[Written problem] Output each entry below as it stands, leaving out every picture.

** Begin Record excerpts **

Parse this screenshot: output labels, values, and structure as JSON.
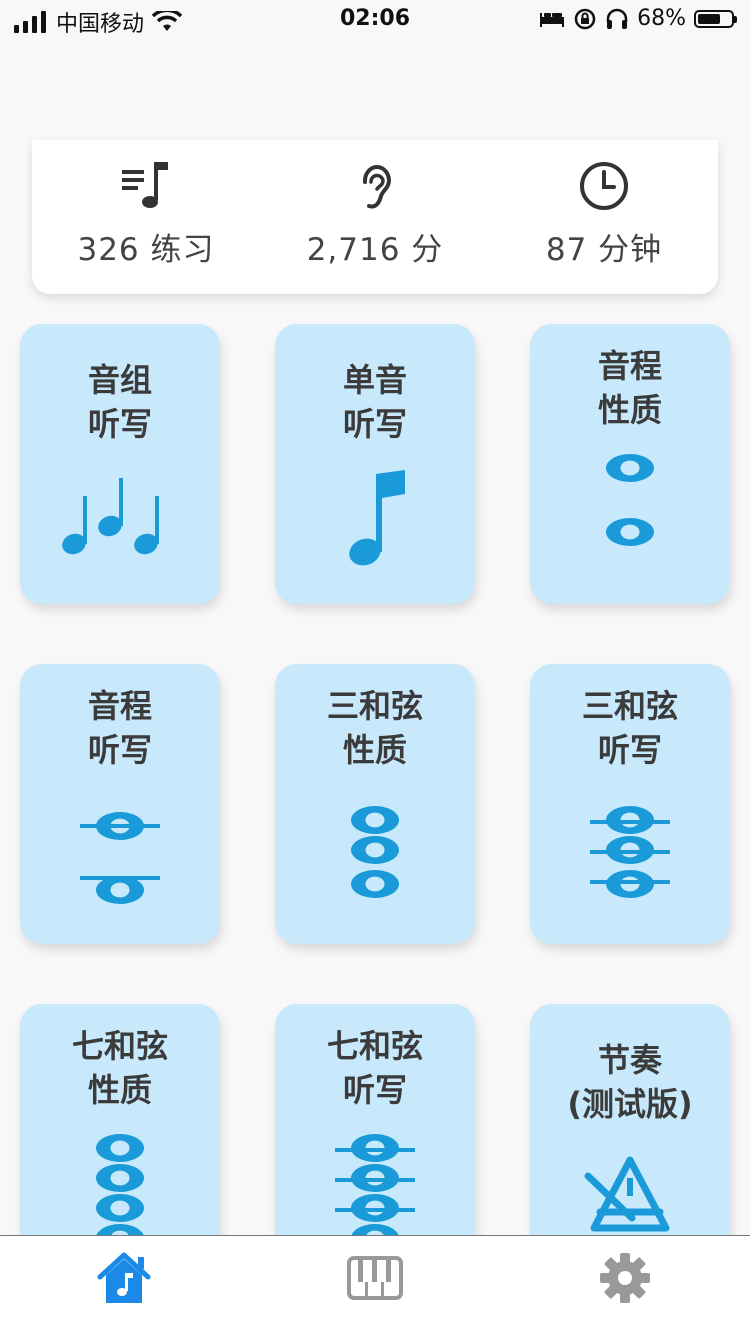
{
  "status_bar": {
    "carrier": "中国移动",
    "time": "02:06",
    "battery_percent": "68%",
    "battery_level": 0.68,
    "icons": [
      "signal-icon",
      "wifi-icon",
      "bed-icon",
      "orientation-lock-icon",
      "headphones-icon",
      "battery-icon"
    ]
  },
  "stats": [
    {
      "icon": "music-list-icon",
      "text": "326  练习"
    },
    {
      "icon": "ear-icon",
      "text": "2,716  分"
    },
    {
      "icon": "clock-icon",
      "text": "87  分钟"
    }
  ],
  "tiles": [
    {
      "title": "音组\n听写",
      "icon": "note-group-icon"
    },
    {
      "title": "单音\n听写",
      "icon": "single-note-icon"
    },
    {
      "title": "音程\n性质",
      "icon": "interval-quality-icon"
    },
    {
      "title": "音程\n听写",
      "icon": "interval-dictation-icon"
    },
    {
      "title": "三和弦\n性质",
      "icon": "triad-quality-icon"
    },
    {
      "title": "三和弦\n听写",
      "icon": "triad-dictation-icon"
    },
    {
      "title": "七和弦\n性质",
      "icon": "seventh-quality-icon"
    },
    {
      "title": "七和弦\n听写",
      "icon": "seventh-dictation-icon"
    },
    {
      "title": "节奏\n(测试版)",
      "icon": "metronome-icon"
    }
  ],
  "tabbar": {
    "tabs": [
      {
        "icon": "home-icon",
        "active": true
      },
      {
        "icon": "piano-icon",
        "active": false
      },
      {
        "icon": "gear-icon",
        "active": false
      }
    ],
    "active_color": "#1a8ae6",
    "inactive_color": "#999999"
  },
  "colors": {
    "tile_bg": "#c8e8fb",
    "icon_blue": "#1a9ad8",
    "background": "#f8f8f8"
  }
}
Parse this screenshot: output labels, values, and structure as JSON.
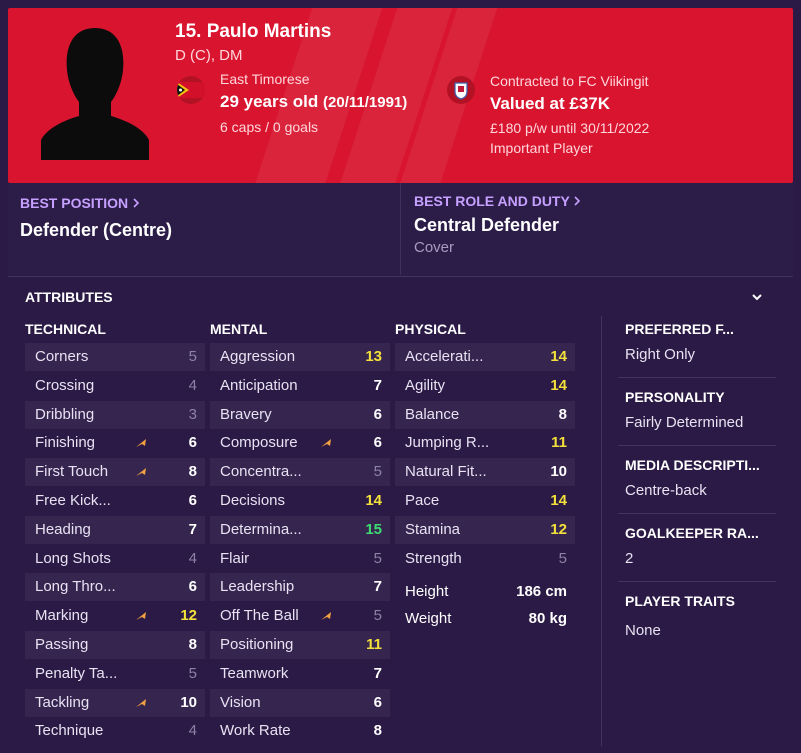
{
  "player": {
    "name": "15. Paulo Martins",
    "positions": "D (C), DM",
    "nationality": "East Timorese",
    "age": "29 years old",
    "dob": "(20/11/1991)",
    "caps": "6 caps / 0 goals",
    "contract": "Contracted to FC Viikingit",
    "value": "Valued at £37K",
    "wage": "£180 p/w until 30/11/2022",
    "status": "Important Player"
  },
  "best_position": {
    "label": "BEST POSITION",
    "value": "Defender (Centre)"
  },
  "best_role": {
    "label": "BEST ROLE AND DUTY",
    "value": "Central Defender",
    "duty": "Cover"
  },
  "attributes": {
    "title": "ATTRIBUTES",
    "technical": {
      "heading": "TECHNICAL",
      "items": [
        {
          "label": "Corners",
          "value": "5"
        },
        {
          "label": "Crossing",
          "value": "4"
        },
        {
          "label": "Dribbling",
          "value": "3"
        },
        {
          "label": "Finishing",
          "value": "6"
        },
        {
          "label": "First Touch",
          "value": "8"
        },
        {
          "label": "Free Kick...",
          "value": "6"
        },
        {
          "label": "Heading",
          "value": "7"
        },
        {
          "label": "Long Shots",
          "value": "4"
        },
        {
          "label": "Long Thro...",
          "value": "6"
        },
        {
          "label": "Marking",
          "value": "12"
        },
        {
          "label": "Passing",
          "value": "8"
        },
        {
          "label": "Penalty Ta...",
          "value": "5"
        },
        {
          "label": "Tackling",
          "value": "10"
        },
        {
          "label": "Technique",
          "value": "4"
        }
      ]
    },
    "mental": {
      "heading": "MENTAL",
      "items": [
        {
          "label": "Aggression",
          "value": "13"
        },
        {
          "label": "Anticipation",
          "value": "7"
        },
        {
          "label": "Bravery",
          "value": "6"
        },
        {
          "label": "Composure",
          "value": "6"
        },
        {
          "label": "Concentra...",
          "value": "5"
        },
        {
          "label": "Decisions",
          "value": "14"
        },
        {
          "label": "Determina...",
          "value": "15"
        },
        {
          "label": "Flair",
          "value": "5"
        },
        {
          "label": "Leadership",
          "value": "7"
        },
        {
          "label": "Off The Ball",
          "value": "5"
        },
        {
          "label": "Positioning",
          "value": "11"
        },
        {
          "label": "Teamwork",
          "value": "7"
        },
        {
          "label": "Vision",
          "value": "6"
        },
        {
          "label": "Work Rate",
          "value": "8"
        }
      ]
    },
    "physical": {
      "heading": "PHYSICAL",
      "items": [
        {
          "label": "Accelerati...",
          "value": "14"
        },
        {
          "label": "Agility",
          "value": "14"
        },
        {
          "label": "Balance",
          "value": "8"
        },
        {
          "label": "Jumping R...",
          "value": "11"
        },
        {
          "label": "Natural Fit...",
          "value": "10"
        },
        {
          "label": "Pace",
          "value": "14"
        },
        {
          "label": "Stamina",
          "value": "12"
        },
        {
          "label": "Strength",
          "value": "5"
        }
      ],
      "height_label": "Height",
      "height": "186 cm",
      "weight_label": "Weight",
      "weight": "80 kg"
    }
  },
  "side": {
    "preferred_foot_title": "PREFERRED F...",
    "preferred_foot": "Right Only",
    "personality_title": "PERSONALITY",
    "personality": "Fairly Determined",
    "media_title": "MEDIA DESCRIPTI...",
    "media": "Centre-back",
    "gk_title": "GOALKEEPER RA...",
    "gk": "2",
    "traits_title": "PLAYER TRAITS",
    "traits": "None"
  },
  "colors": {
    "header": "#d8142e",
    "background": "#2a1a45",
    "link": "#c6a0ff",
    "good": "#f3e03a",
    "great": "#3ddc72",
    "arrow": "#f0a040"
  }
}
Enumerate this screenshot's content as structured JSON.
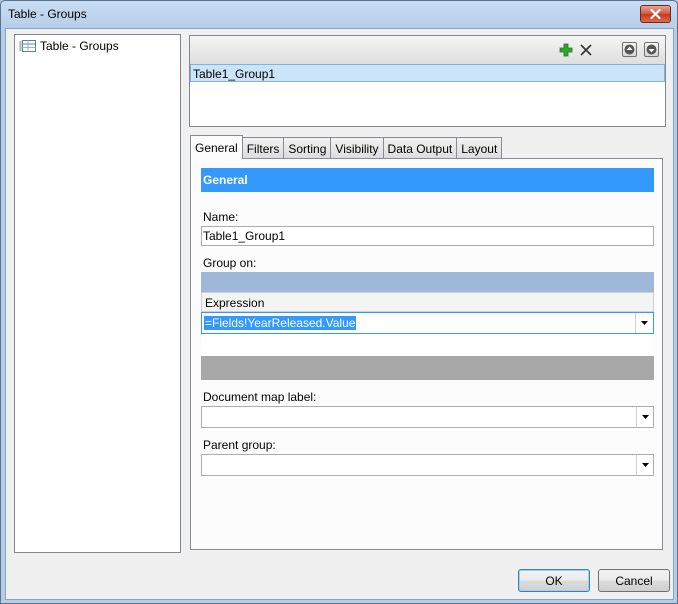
{
  "window": {
    "title": "Table - Groups"
  },
  "tree": {
    "root_label": "Table - Groups"
  },
  "groups": {
    "items": [
      "Table1_Group1"
    ]
  },
  "tabs": [
    {
      "label": "General",
      "active": true
    },
    {
      "label": "Filters",
      "active": false
    },
    {
      "label": "Sorting",
      "active": false
    },
    {
      "label": "Visibility",
      "active": false
    },
    {
      "label": "Data Output",
      "active": false
    },
    {
      "label": "Layout",
      "active": false
    }
  ],
  "general": {
    "section_title": "General",
    "name_label": "Name:",
    "name_value": "Table1_Group1",
    "group_on_label": "Group on:",
    "group_on_header": "Expression",
    "group_on_value": "=Fields!YearReleased.Value",
    "document_map_label": "Document map label:",
    "document_map_value": "",
    "parent_group_label": "Parent group:",
    "parent_group_value": ""
  },
  "buttons": {
    "ok": "OK",
    "cancel": "Cancel"
  },
  "colors": {
    "selection": "#3399ff",
    "row_highlight": "#cce4f7",
    "add_green": "#2fa52f"
  },
  "icons": [
    "close-icon",
    "table-icon",
    "add-icon",
    "delete-icon",
    "move-up-icon",
    "move-down-icon",
    "dropdown-arrow-icon"
  ]
}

** End Record excerpts **

[Final result]
Parse this screenshot: output labels, values, and structure as JSON.
{
  "status_bar": {
    "carrier": "中国移动",
    "time": "02:06",
    "battery_percent": "68%",
    "battery_level": 0.68,
    "icons": [
      "signal-icon",
      "wifi-icon",
      "bed-icon",
      "orientation-lock-icon",
      "headphones-icon",
      "battery-icon"
    ]
  },
  "stats": [
    {
      "icon": "music-list-icon",
      "text": "326  练习"
    },
    {
      "icon": "ear-icon",
      "text": "2,716  分"
    },
    {
      "icon": "clock-icon",
      "text": "87  分钟"
    }
  ],
  "tiles": [
    {
      "title": "音组\n听写",
      "icon": "note-group-icon"
    },
    {
      "title": "单音\n听写",
      "icon": "single-note-icon"
    },
    {
      "title": "音程\n性质",
      "icon": "interval-quality-icon"
    },
    {
      "title": "音程\n听写",
      "icon": "interval-dictation-icon"
    },
    {
      "title": "三和弦\n性质",
      "icon": "triad-quality-icon"
    },
    {
      "title": "三和弦\n听写",
      "icon": "triad-dictation-icon"
    },
    {
      "title": "七和弦\n性质",
      "icon": "seventh-quality-icon"
    },
    {
      "title": "七和弦\n听写",
      "icon": "seventh-dictation-icon"
    },
    {
      "title": "节奏\n(测试版)",
      "icon": "metronome-icon"
    }
  ],
  "tabbar": {
    "tabs": [
      {
        "icon": "home-icon",
        "active": true
      },
      {
        "icon": "piano-icon",
        "active": false
      },
      {
        "icon": "gear-icon",
        "active": false
      }
    ],
    "active_color": "#1a8ae6",
    "inactive_color": "#999999"
  },
  "colors": {
    "tile_bg": "#c8e8fb",
    "icon_blue": "#1a9ad8",
    "background": "#f8f8f8"
  }
}
Parse this screenshot: output labels, values, and structure as JSON.
{
  "player": {
    "name": "15. Paulo Martins",
    "positions": "D (C), DM",
    "nationality": "East Timorese",
    "age": "29 years old",
    "dob": "(20/11/1991)",
    "caps": "6 caps / 0 goals",
    "contract": "Contracted to FC Viikingit",
    "value": "Valued at £37K",
    "wage": "£180 p/w until 30/11/2022",
    "status": "Important Player"
  },
  "best_position": {
    "label": "BEST POSITION",
    "value": "Defender (Centre)"
  },
  "best_role": {
    "label": "BEST ROLE AND DUTY",
    "value": "Central Defender",
    "duty": "Cover"
  },
  "attributes": {
    "title": "ATTRIBUTES",
    "technical": {
      "heading": "TECHNICAL",
      "items": [
        {
          "label": "Corners",
          "value": "5"
        },
        {
          "label": "Crossing",
          "value": "4"
        },
        {
          "label": "Dribbling",
          "value": "3"
        },
        {
          "label": "Finishing",
          "value": "6"
        },
        {
          "label": "First Touch",
          "value": "8"
        },
        {
          "label": "Free Kick...",
          "value": "6"
        },
        {
          "label": "Heading",
          "value": "7"
        },
        {
          "label": "Long Shots",
          "value": "4"
        },
        {
          "label": "Long Thro...",
          "value": "6"
        },
        {
          "label": "Marking",
          "value": "12"
        },
        {
          "label": "Passing",
          "value": "8"
        },
        {
          "label": "Penalty Ta...",
          "value": "5"
        },
        {
          "label": "Tackling",
          "value": "10"
        },
        {
          "label": "Technique",
          "value": "4"
        }
      ]
    },
    "mental": {
      "heading": "MENTAL",
      "items": [
        {
          "label": "Aggression",
          "value": "13"
        },
        {
          "label": "Anticipation",
          "value": "7"
        },
        {
          "label": "Bravery",
          "value": "6"
        },
        {
          "label": "Composure",
          "value": "6"
        },
        {
          "label": "Concentra...",
          "value": "5"
        },
        {
          "label": "Decisions",
          "value": "14"
        },
        {
          "label": "Determina...",
          "value": "15"
        },
        {
          "label": "Flair",
          "value": "5"
        },
        {
          "label": "Leadership",
          "value": "7"
        },
        {
          "label": "Off The Ball",
          "value": "5"
        },
        {
          "label": "Positioning",
          "value": "11"
        },
        {
          "label": "Teamwork",
          "value": "7"
        },
        {
          "label": "Vision",
          "value": "6"
        },
        {
          "label": "Work Rate",
          "value": "8"
        }
      ]
    },
    "physical": {
      "heading": "PHYSICAL",
      "items": [
        {
          "label": "Accelerati...",
          "value": "14"
        },
        {
          "label": "Agility",
          "value": "14"
        },
        {
          "label": "Balance",
          "value": "8"
        },
        {
          "label": "Jumping R...",
          "value": "11"
        },
        {
          "label": "Natural Fit...",
          "value": "10"
        },
        {
          "label": "Pace",
          "value": "14"
        },
        {
          "label": "Stamina",
          "value": "12"
        },
        {
          "label": "Strength",
          "value": "5"
        }
      ],
      "height_label": "Height",
      "height": "186 cm",
      "weight_label": "Weight",
      "weight": "80 kg"
    }
  },
  "side": {
    "preferred_foot_title": "PREFERRED F...",
    "preferred_foot": "Right Only",
    "personality_title": "PERSONALITY",
    "personality": "Fairly Determined",
    "media_title": "MEDIA DESCRIPTI...",
    "media": "Centre-back",
    "gk_title": "GOALKEEPER RA...",
    "gk": "2",
    "traits_title": "PLAYER TRAITS",
    "traits": "None"
  },
  "colors": {
    "header": "#d8142e",
    "background": "#2a1a45",
    "link": "#c6a0ff",
    "good": "#f3e03a",
    "great": "#3ddc72",
    "arrow": "#f0a040"
  }
}
Enumerate this screenshot's content as structured JSON.
{
  "window": {
    "title": "Table - Groups"
  },
  "tree": {
    "root_label": "Table - Groups"
  },
  "groups": {
    "items": [
      "Table1_Group1"
    ]
  },
  "tabs": [
    {
      "label": "General",
      "active": true
    },
    {
      "label": "Filters",
      "active": false
    },
    {
      "label": "Sorting",
      "active": false
    },
    {
      "label": "Visibility",
      "active": false
    },
    {
      "label": "Data Output",
      "active": false
    },
    {
      "label": "Layout",
      "active": false
    }
  ],
  "general": {
    "section_title": "General",
    "name_label": "Name:",
    "name_value": "Table1_Group1",
    "group_on_label": "Group on:",
    "group_on_header": "Expression",
    "group_on_value": "=Fields!YearReleased.Value",
    "document_map_label": "Document map label:",
    "document_map_value": "",
    "parent_group_label": "Parent group:",
    "parent_group_value": ""
  },
  "buttons": {
    "ok": "OK",
    "cancel": "Cancel"
  },
  "colors": {
    "selection": "#3399ff",
    "row_highlight": "#cce4f7",
    "add_green": "#2fa52f"
  },
  "icons": [
    "close-icon",
    "table-icon",
    "add-icon",
    "delete-icon",
    "move-up-icon",
    "move-down-icon",
    "dropdown-arrow-icon"
  ]
}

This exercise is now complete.